:: AUSGEWÄHLTER TEXT ::
Judentum und Antisemitismus:Achtung und Wertschätzung

Lesezeit: 3 min

Oren Osterer spricht mit Zehntklässlern des Viscardi-Gymnasiums über das Judentum und Antisemitismus. (Foto: Carmen Voxbrunner)

Der Unterricht mit dem jüdischen Medienwissenschaftler Oren Orterer stößt bei Brucker Schülern auf großes Interesse

Von Manon Harenberg, Fürstenfeldbruck

"Ihr seid zu Toleranz und Zivilcourage aufgerufen, denn davon lebt unsere Demokratie." Mit diesem Worten beginnt Klassenlehrerin Sybille Hausdorf den Unterricht in der 10. Klasse des Viscardi-Gymnasiums. An zwei Tagen geht es an der Schule um Achtung und Wertschätzung gegenüber Menschen jüdischen Glaubens. Veranstaltet werden die sogenannten Antisemitismus-Tage für die zehnten Klassen.

Zu Gast ist der Münchner Medienwissenschaftler und Politologe Oren Osterer, selbst Jude. Die Schülerinnen und Schüler sollen die Gelegenheit haben, das Judentum aus erster Hand kennenzulernen und mit Osterer in den interreligiösen Dialog treten. Voneinander lernen, gemeinsam Krisen meistern und so die Demokratie schützen, darum geht es.

Seit 2017 darf sich das Viscardi-Gymnasium als "Schule ohne Rassismus" bezeichnen. Es ist damit Teil eines Netzes aus über 3000 Schulen, die sich aktiv gegen Diskriminierung positionieren. Der Lehrplan für Mittel- und Oberstufe des Gymnasiums sieht die Behandlung von Nationalsozialismus, Zweiten Weltkrieg und Nah-Ost-Konflikt vor. Antisemitismus ist dabei ein wichtiger Punkt.

:: ZIEL DER AUFGABE ::
Schreiben Sie aus dem Text über die Antisemitismus-Tage am Viscardi-Gymnasium den Abschnitt wortgetreu ab, der mit „Lesezeit: 3 min“ beginnt und sich bis einschließlich „für die zehnten Klassen.“ fortsetzt.

:: QUELLENMATERIAL ::
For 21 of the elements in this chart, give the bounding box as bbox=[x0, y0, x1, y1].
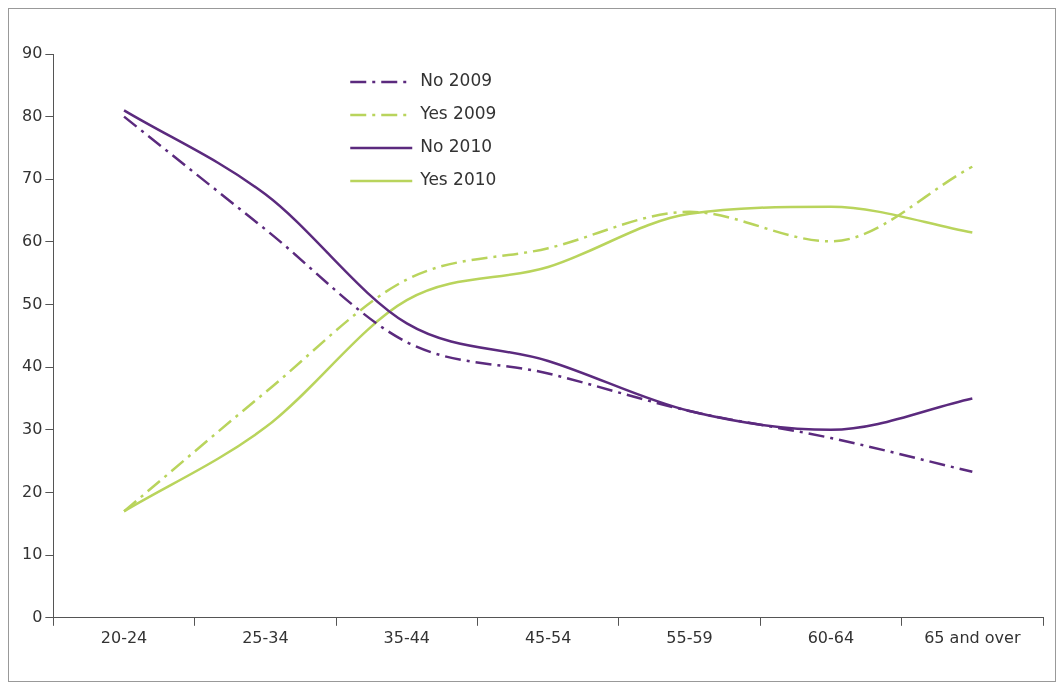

:: LÖSUNG ZUR AUFGABE ::
Lesezeit: 3 min

Oren Osterer spricht mit Zehntklässlern des Viscardi-Gymnasiums über das Judentum und Antisemitismus. (Foto: Carmen Voxbrunner)

Der Unterricht mit dem jüdischen Medienwissenschaftler Oren Orterer stößt bei Brucker Schülern auf großes Interesse

Von Manon Harenberg, Fürstenfeldbruck

"Ihr seid zu Toleranz und Zivilcourage aufgerufen, denn davon lebt unsere Demokratie." Mit diesem Worten beginnt Klassenlehrerin Sybille Hausdorf den Unterricht in der 10. Klasse des Viscardi-Gymnasiums. An zwei Tagen geht es an der Schule um Achtung und Wertschätzung gegenüber Menschen jüdischen Glaubens. Veranstaltet werden die sogenannten Antisemitismus-Tage für die zehnten Klassen.